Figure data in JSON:

>> begin

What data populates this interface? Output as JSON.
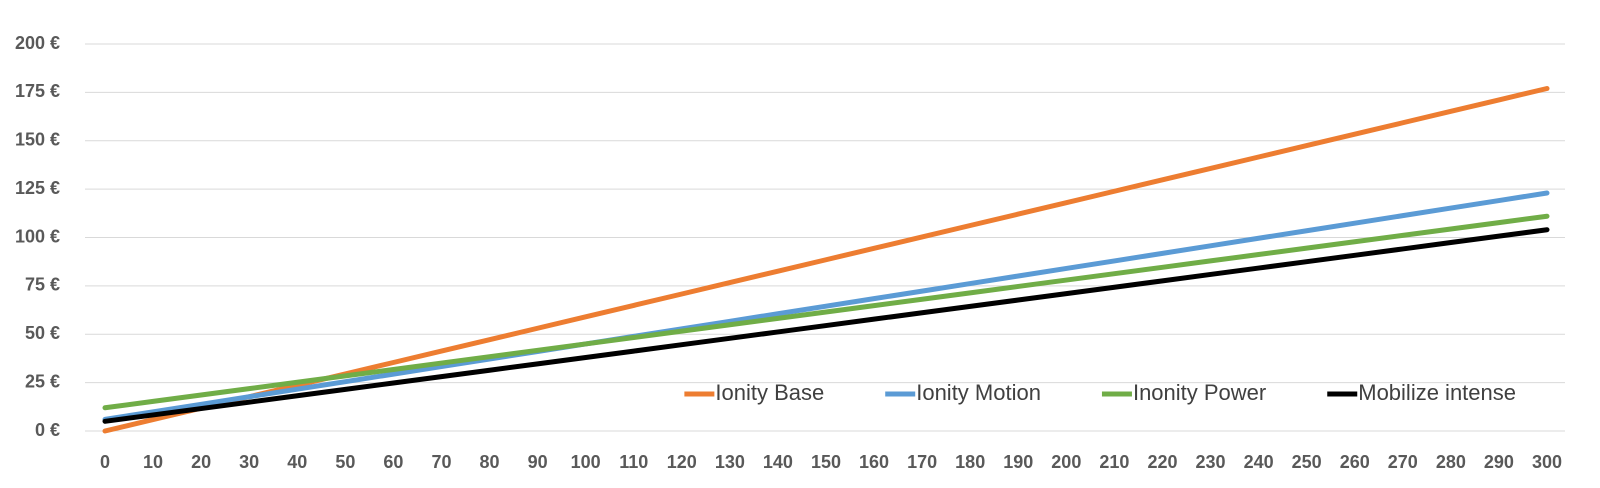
{
  "chart_data": {
    "type": "line",
    "x": [
      0,
      10,
      20,
      30,
      40,
      50,
      60,
      70,
      80,
      90,
      100,
      110,
      120,
      130,
      140,
      150,
      160,
      170,
      180,
      190,
      200,
      210,
      220,
      230,
      240,
      250,
      260,
      270,
      280,
      290,
      300
    ],
    "xlim": [
      0,
      300
    ],
    "ylim": [
      0,
      200
    ],
    "yticks": [
      {
        "value": 0,
        "label": "0 €"
      },
      {
        "value": 25,
        "label": "25 €"
      },
      {
        "value": 50,
        "label": "50 €"
      },
      {
        "value": 75,
        "label": "75 €"
      },
      {
        "value": 100,
        "label": "100 €"
      },
      {
        "value": 125,
        "label": "125 €"
      },
      {
        "value": 150,
        "label": "150 €"
      },
      {
        "value": 175,
        "label": "175 €"
      },
      {
        "value": 200,
        "label": "200 €"
      }
    ],
    "grid": true,
    "legend": "lower-right",
    "series": [
      {
        "name": "Ionity Base",
        "color": "#ed7d31",
        "values": [
          0,
          5.9,
          11.8,
          17.7,
          23.6,
          29.5,
          35.4,
          41.3,
          47.2,
          53.1,
          59,
          64.9,
          70.8,
          76.7,
          82.6,
          88.5,
          94.4,
          100.3,
          106.2,
          112.1,
          118,
          123.9,
          129.8,
          135.7,
          141.6,
          147.5,
          153.4,
          159.3,
          165.2,
          171.1,
          177
        ]
      },
      {
        "name": "Ionity Motion",
        "color": "#5b9bd5",
        "values": [
          6,
          9.9,
          13.8,
          17.7,
          21.6,
          25.5,
          29.4,
          33.3,
          37.2,
          41.1,
          45,
          48.9,
          52.8,
          56.7,
          60.6,
          64.5,
          68.4,
          72.3,
          76.2,
          80.1,
          84,
          87.9,
          91.8,
          95.7,
          99.6,
          103.5,
          107.4,
          111.3,
          115.2,
          119.1,
          123
        ]
      },
      {
        "name": "Inonity Power",
        "color": "#70ad47",
        "values": [
          12,
          15.3,
          18.6,
          21.9,
          25.2,
          28.5,
          31.8,
          35.1,
          38.4,
          41.7,
          45,
          48.3,
          51.6,
          54.9,
          58.2,
          61.5,
          64.8,
          68.1,
          71.4,
          74.7,
          78,
          81.3,
          84.6,
          87.9,
          91.2,
          94.5,
          97.8,
          101.1,
          104.4,
          107.7,
          111
        ]
      },
      {
        "name": "Mobilize intense",
        "color": "#000000",
        "values": [
          5,
          8.3,
          11.6,
          14.9,
          18.2,
          21.5,
          24.8,
          28.1,
          31.4,
          34.7,
          38,
          41.3,
          44.6,
          47.9,
          51.2,
          54.5,
          57.8,
          61.1,
          64.4,
          67.7,
          71,
          74.3,
          77.6,
          80.9,
          84.2,
          87.5,
          90.8,
          94.1,
          97.4,
          100.7,
          104
        ]
      }
    ]
  }
}
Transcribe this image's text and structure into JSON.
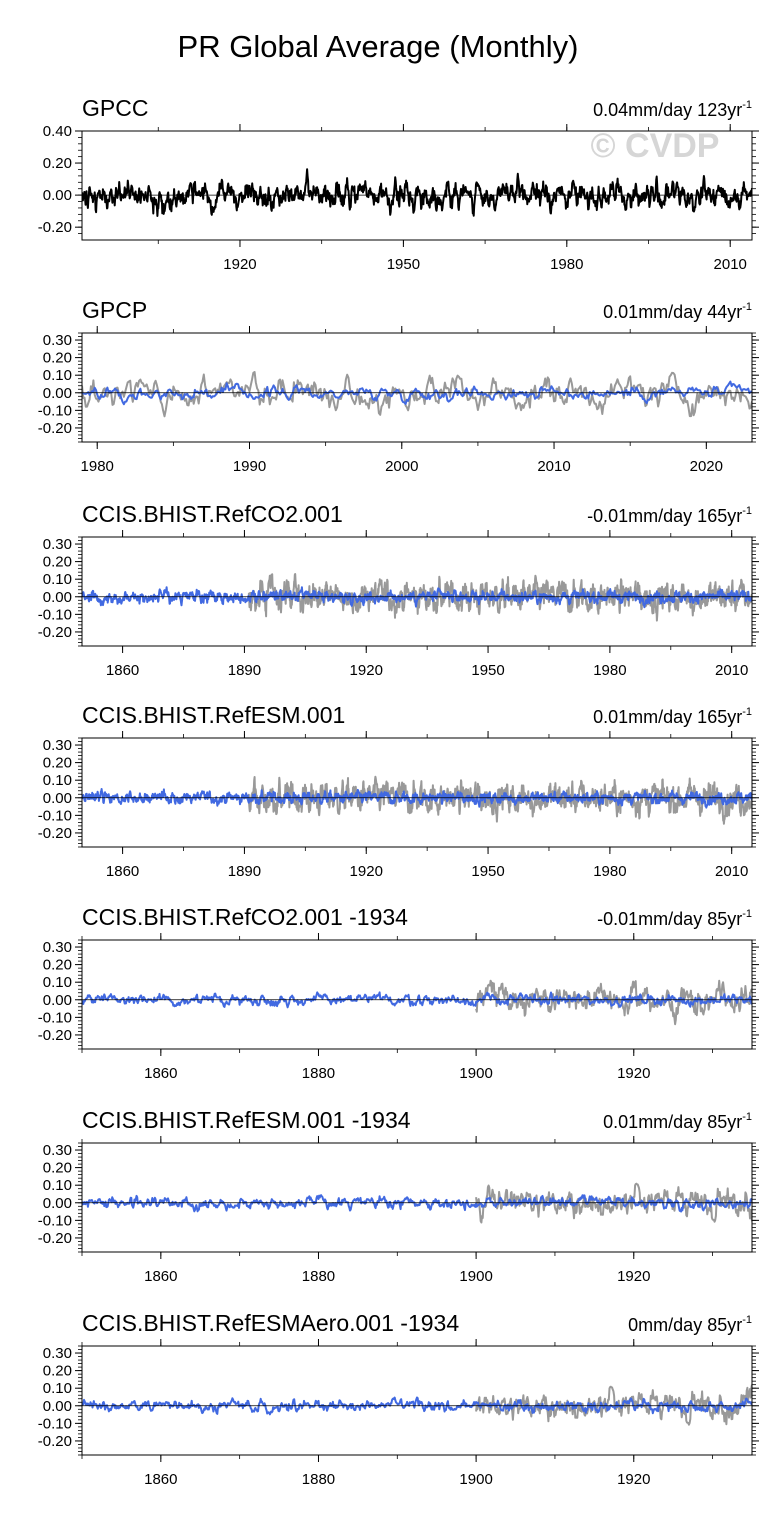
{
  "figure_title": "PR Global Average (Monthly)",
  "watermark": "© CVDP",
  "colors": {
    "observed": "#000000",
    "observed_context": "#999999",
    "model": "#4169e1"
  },
  "chart_data": [
    {
      "type": "line",
      "title": "GPCC",
      "trend": "0.04mm/day 123yr",
      "trend_sup": "-1",
      "xlim": [
        1891,
        2014
      ],
      "ylim": [
        -0.28,
        0.4
      ],
      "yticks": [
        -0.2,
        0.0,
        0.2,
        0.4
      ],
      "yticklabels": [
        "-0.20",
        "0.00",
        "0.20",
        "0.40"
      ],
      "xticks": [
        1920,
        1950,
        1980,
        2010
      ],
      "zero_line": true,
      "series": [
        {
          "role": "observed",
          "amp": 0.075,
          "start": 1891,
          "end": 2014,
          "seed": 11
        }
      ]
    },
    {
      "type": "line",
      "title": "GPCP",
      "trend": "0.01mm/day 44yr",
      "trend_sup": "-1",
      "xlim": [
        1979,
        2023
      ],
      "ylim": [
        -0.28,
        0.34
      ],
      "yticks": [
        -0.2,
        -0.1,
        0.0,
        0.1,
        0.2,
        0.3
      ],
      "yticklabels": [
        "-0.20",
        "-0.10",
        "0.00",
        "0.10",
        "0.20",
        "0.30"
      ],
      "xticks": [
        1980,
        1990,
        2000,
        2010,
        2020
      ],
      "zero_line": true,
      "series": [
        {
          "role": "observed_context",
          "amp": 0.085,
          "start": 1979,
          "end": 2023,
          "seed": 21
        },
        {
          "role": "model",
          "amp": 0.035,
          "start": 1979,
          "end": 2023,
          "seed": 22
        }
      ]
    },
    {
      "type": "line",
      "title": "CCIS.BHIST.RefCO2.001",
      "trend": "-0.01mm/day 165yr",
      "trend_sup": "-1",
      "xlim": [
        1850,
        2015
      ],
      "ylim": [
        -0.28,
        0.34
      ],
      "yticks": [
        -0.2,
        -0.1,
        0.0,
        0.1,
        0.2,
        0.3
      ],
      "yticklabels": [
        "-0.20",
        "-0.10",
        "0.00",
        "0.10",
        "0.20",
        "0.30"
      ],
      "xticks": [
        1860,
        1890,
        1920,
        1950,
        1980,
        2010
      ],
      "zero_line": true,
      "series": [
        {
          "role": "observed_context",
          "amp": 0.08,
          "start": 1891,
          "end": 2015,
          "seed": 31
        },
        {
          "role": "model",
          "amp": 0.03,
          "start": 1850,
          "end": 2015,
          "seed": 32
        }
      ]
    },
    {
      "type": "line",
      "title": "CCIS.BHIST.RefESM.001",
      "trend": "0.01mm/day 165yr",
      "trend_sup": "-1",
      "xlim": [
        1850,
        2015
      ],
      "ylim": [
        -0.28,
        0.34
      ],
      "yticks": [
        -0.2,
        -0.1,
        0.0,
        0.1,
        0.2,
        0.3
      ],
      "yticklabels": [
        "-0.20",
        "-0.10",
        "0.00",
        "0.10",
        "0.20",
        "0.30"
      ],
      "xticks": [
        1860,
        1890,
        1920,
        1950,
        1980,
        2010
      ],
      "zero_line": true,
      "series": [
        {
          "role": "observed_context",
          "amp": 0.08,
          "start": 1891,
          "end": 2015,
          "seed": 41
        },
        {
          "role": "model",
          "amp": 0.03,
          "start": 1850,
          "end": 2015,
          "seed": 42
        }
      ]
    },
    {
      "type": "line",
      "title": "CCIS.BHIST.RefCO2.001 -1934",
      "trend": "-0.01mm/day 85yr",
      "trend_sup": "-1",
      "xlim": [
        1850,
        1935
      ],
      "ylim": [
        -0.28,
        0.34
      ],
      "yticks": [
        -0.2,
        -0.1,
        0.0,
        0.1,
        0.2,
        0.3
      ],
      "yticklabels": [
        "-0.20",
        "-0.10",
        "0.00",
        "0.10",
        "0.20",
        "0.30"
      ],
      "xticks": [
        1860,
        1880,
        1900,
        1920
      ],
      "zero_line": true,
      "series": [
        {
          "role": "observed_context",
          "amp": 0.075,
          "start": 1900,
          "end": 1935,
          "seed": 51
        },
        {
          "role": "model",
          "amp": 0.028,
          "start": 1850,
          "end": 1935,
          "seed": 52
        }
      ]
    },
    {
      "type": "line",
      "title": "CCIS.BHIST.RefESM.001 -1934",
      "trend": "0.01mm/day 85yr",
      "trend_sup": "-1",
      "xlim": [
        1850,
        1935
      ],
      "ylim": [
        -0.28,
        0.34
      ],
      "yticks": [
        -0.2,
        -0.1,
        0.0,
        0.1,
        0.2,
        0.3
      ],
      "yticklabels": [
        "-0.20",
        "-0.10",
        "0.00",
        "0.10",
        "0.20",
        "0.30"
      ],
      "xticks": [
        1860,
        1880,
        1900,
        1920
      ],
      "zero_line": true,
      "series": [
        {
          "role": "observed_context",
          "amp": 0.075,
          "start": 1900,
          "end": 1935,
          "seed": 61
        },
        {
          "role": "model",
          "amp": 0.028,
          "start": 1850,
          "end": 1935,
          "seed": 62
        }
      ]
    },
    {
      "type": "line",
      "title": "CCIS.BHIST.RefESMAero.001 -1934",
      "trend": "0mm/day 85yr",
      "trend_sup": "-1",
      "xlim": [
        1850,
        1935
      ],
      "ylim": [
        -0.28,
        0.34
      ],
      "yticks": [
        -0.2,
        -0.1,
        0.0,
        0.1,
        0.2,
        0.3
      ],
      "yticklabels": [
        "-0.20",
        "-0.10",
        "0.00",
        "0.10",
        "0.20",
        "0.30"
      ],
      "xticks": [
        1860,
        1880,
        1900,
        1920
      ],
      "zero_line": true,
      "series": [
        {
          "role": "observed_context",
          "amp": 0.075,
          "start": 1900,
          "end": 1935,
          "seed": 71
        },
        {
          "role": "model",
          "amp": 0.028,
          "start": 1850,
          "end": 1935,
          "seed": 72
        }
      ]
    }
  ]
}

>> end

* TASK GOAL
Look through the entries above for the word "this". Copy every line where it shows up.

* FULL RESPONSE
What data populates this interface? Output as JSON.
Transcribe this image's text and structure into JSON.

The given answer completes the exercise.